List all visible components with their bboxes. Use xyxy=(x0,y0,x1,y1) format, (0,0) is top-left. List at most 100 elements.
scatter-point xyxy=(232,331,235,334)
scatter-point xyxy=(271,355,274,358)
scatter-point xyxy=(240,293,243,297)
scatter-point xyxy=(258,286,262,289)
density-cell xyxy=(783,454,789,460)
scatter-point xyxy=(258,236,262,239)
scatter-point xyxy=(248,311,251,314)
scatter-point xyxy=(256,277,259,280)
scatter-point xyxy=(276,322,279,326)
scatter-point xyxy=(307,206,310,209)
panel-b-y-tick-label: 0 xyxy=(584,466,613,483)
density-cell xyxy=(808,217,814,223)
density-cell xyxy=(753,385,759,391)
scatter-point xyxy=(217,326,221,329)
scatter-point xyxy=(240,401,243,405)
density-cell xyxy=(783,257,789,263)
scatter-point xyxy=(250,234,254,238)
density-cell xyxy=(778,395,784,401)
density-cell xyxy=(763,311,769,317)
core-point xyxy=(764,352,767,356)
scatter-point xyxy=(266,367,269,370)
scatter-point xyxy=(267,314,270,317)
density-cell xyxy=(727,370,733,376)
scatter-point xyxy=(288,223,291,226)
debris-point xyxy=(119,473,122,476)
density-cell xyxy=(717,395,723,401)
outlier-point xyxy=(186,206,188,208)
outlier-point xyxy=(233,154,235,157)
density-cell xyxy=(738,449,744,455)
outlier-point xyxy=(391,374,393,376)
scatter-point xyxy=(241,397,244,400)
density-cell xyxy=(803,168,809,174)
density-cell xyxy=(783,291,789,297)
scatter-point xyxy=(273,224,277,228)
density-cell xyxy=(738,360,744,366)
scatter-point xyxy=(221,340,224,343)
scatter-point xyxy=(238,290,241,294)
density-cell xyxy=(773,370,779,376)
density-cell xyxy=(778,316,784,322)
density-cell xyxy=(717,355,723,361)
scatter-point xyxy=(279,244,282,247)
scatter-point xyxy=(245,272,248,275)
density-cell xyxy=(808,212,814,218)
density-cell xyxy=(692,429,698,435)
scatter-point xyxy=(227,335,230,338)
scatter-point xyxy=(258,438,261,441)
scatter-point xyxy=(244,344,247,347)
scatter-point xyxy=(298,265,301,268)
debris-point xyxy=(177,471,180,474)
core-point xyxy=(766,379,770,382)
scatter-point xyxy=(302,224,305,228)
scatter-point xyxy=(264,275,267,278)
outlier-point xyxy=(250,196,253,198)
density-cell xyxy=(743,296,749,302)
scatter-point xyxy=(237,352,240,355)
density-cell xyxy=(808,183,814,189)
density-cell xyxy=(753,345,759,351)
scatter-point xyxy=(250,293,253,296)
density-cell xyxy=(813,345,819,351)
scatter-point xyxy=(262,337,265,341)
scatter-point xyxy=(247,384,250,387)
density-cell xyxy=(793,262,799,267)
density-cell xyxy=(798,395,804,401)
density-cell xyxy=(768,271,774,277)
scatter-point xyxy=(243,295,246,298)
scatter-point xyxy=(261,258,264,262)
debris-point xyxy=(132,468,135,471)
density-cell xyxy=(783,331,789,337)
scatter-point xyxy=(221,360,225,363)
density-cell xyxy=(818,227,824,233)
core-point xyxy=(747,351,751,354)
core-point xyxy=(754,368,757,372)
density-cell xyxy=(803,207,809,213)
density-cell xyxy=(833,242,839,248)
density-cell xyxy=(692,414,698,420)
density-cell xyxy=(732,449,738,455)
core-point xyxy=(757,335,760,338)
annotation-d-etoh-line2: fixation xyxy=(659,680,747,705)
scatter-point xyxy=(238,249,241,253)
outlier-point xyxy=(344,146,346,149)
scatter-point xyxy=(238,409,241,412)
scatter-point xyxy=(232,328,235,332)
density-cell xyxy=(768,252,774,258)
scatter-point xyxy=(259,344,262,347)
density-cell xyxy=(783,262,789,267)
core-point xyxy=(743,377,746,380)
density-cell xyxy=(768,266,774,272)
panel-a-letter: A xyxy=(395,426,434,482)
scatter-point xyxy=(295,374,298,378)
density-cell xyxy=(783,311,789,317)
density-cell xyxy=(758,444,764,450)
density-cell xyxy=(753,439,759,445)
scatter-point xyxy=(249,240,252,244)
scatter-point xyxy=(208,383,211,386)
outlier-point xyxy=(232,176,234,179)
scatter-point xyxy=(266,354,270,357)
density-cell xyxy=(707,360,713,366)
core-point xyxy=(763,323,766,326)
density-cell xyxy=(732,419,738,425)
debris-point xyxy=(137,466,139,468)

_ _ _ _ _ _ _

### Task prompt
Reproduce every entry above, line for line, with no changes.

### Result for this exercise
List all visible components with their bboxes. Use xyxy=(x0,y0,x1,y1) format, (0,0) is top-left. List at most 100 elements.
scatter-point xyxy=(232,331,235,334)
scatter-point xyxy=(271,355,274,358)
scatter-point xyxy=(240,293,243,297)
scatter-point xyxy=(258,286,262,289)
density-cell xyxy=(783,454,789,460)
scatter-point xyxy=(258,236,262,239)
scatter-point xyxy=(248,311,251,314)
scatter-point xyxy=(256,277,259,280)
scatter-point xyxy=(276,322,279,326)
scatter-point xyxy=(307,206,310,209)
panel-b-y-tick-label: 0 xyxy=(584,466,613,483)
density-cell xyxy=(808,217,814,223)
density-cell xyxy=(753,385,759,391)
scatter-point xyxy=(217,326,221,329)
scatter-point xyxy=(240,401,243,405)
density-cell xyxy=(783,257,789,263)
scatter-point xyxy=(250,234,254,238)
density-cell xyxy=(778,395,784,401)
density-cell xyxy=(763,311,769,317)
core-point xyxy=(764,352,767,356)
scatter-point xyxy=(266,367,269,370)
scatter-point xyxy=(267,314,270,317)
density-cell xyxy=(727,370,733,376)
scatter-point xyxy=(288,223,291,226)
debris-point xyxy=(119,473,122,476)
density-cell xyxy=(717,395,723,401)
outlier-point xyxy=(186,206,188,208)
outlier-point xyxy=(233,154,235,157)
density-cell xyxy=(738,449,744,455)
outlier-point xyxy=(391,374,393,376)
scatter-point xyxy=(241,397,244,400)
density-cell xyxy=(803,168,809,174)
density-cell xyxy=(783,291,789,297)
scatter-point xyxy=(273,224,277,228)
density-cell xyxy=(738,360,744,366)
scatter-point xyxy=(221,340,224,343)
scatter-point xyxy=(238,290,241,294)
density-cell xyxy=(773,370,779,376)
density-cell xyxy=(778,316,784,322)
density-cell xyxy=(717,355,723,361)
scatter-point xyxy=(279,244,282,247)
scatter-point xyxy=(245,272,248,275)
density-cell xyxy=(808,212,814,218)
density-cell xyxy=(692,429,698,435)
scatter-point xyxy=(227,335,230,338)
scatter-point xyxy=(258,438,261,441)
scatter-point xyxy=(244,344,247,347)
scatter-point xyxy=(298,265,301,268)
debris-point xyxy=(177,471,180,474)
core-point xyxy=(766,379,770,382)
scatter-point xyxy=(302,224,305,228)
scatter-point xyxy=(264,275,267,278)
outlier-point xyxy=(250,196,253,198)
density-cell xyxy=(743,296,749,302)
scatter-point xyxy=(237,352,240,355)
density-cell xyxy=(808,183,814,189)
density-cell xyxy=(753,345,759,351)
scatter-point xyxy=(250,293,253,296)
density-cell xyxy=(813,345,819,351)
scatter-point xyxy=(262,337,265,341)
scatter-point xyxy=(247,384,250,387)
density-cell xyxy=(793,262,799,267)
density-cell xyxy=(798,395,804,401)
density-cell xyxy=(768,271,774,277)
scatter-point xyxy=(243,295,246,298)
scatter-point xyxy=(261,258,264,262)
debris-point xyxy=(132,468,135,471)
density-cell xyxy=(783,331,789,337)
scatter-point xyxy=(221,360,225,363)
density-cell xyxy=(818,227,824,233)
core-point xyxy=(747,351,751,354)
core-point xyxy=(754,368,757,372)
density-cell xyxy=(803,207,809,213)
density-cell xyxy=(833,242,839,248)
density-cell xyxy=(692,414,698,420)
density-cell xyxy=(732,449,738,455)
core-point xyxy=(757,335,760,338)
annotation-d-etoh-line2: fixation xyxy=(659,680,747,705)
scatter-point xyxy=(238,249,241,253)
outlier-point xyxy=(344,146,346,149)
scatter-point xyxy=(238,409,241,412)
scatter-point xyxy=(232,328,235,332)
density-cell xyxy=(768,252,774,258)
scatter-point xyxy=(259,344,262,347)
density-cell xyxy=(783,262,789,267)
core-point xyxy=(743,377,746,380)
density-cell xyxy=(768,266,774,272)
panel-a-letter: A xyxy=(395,426,434,482)
scatter-point xyxy=(295,374,298,378)
density-cell xyxy=(783,311,789,317)
density-cell xyxy=(758,444,764,450)
density-cell xyxy=(753,439,759,445)
scatter-point xyxy=(249,240,252,244)
scatter-point xyxy=(208,383,211,386)
outlier-point xyxy=(232,176,234,179)
scatter-point xyxy=(266,354,270,357)
density-cell xyxy=(707,360,713,366)
core-point xyxy=(763,323,766,326)
density-cell xyxy=(732,419,738,425)
debris-point xyxy=(137,466,139,468)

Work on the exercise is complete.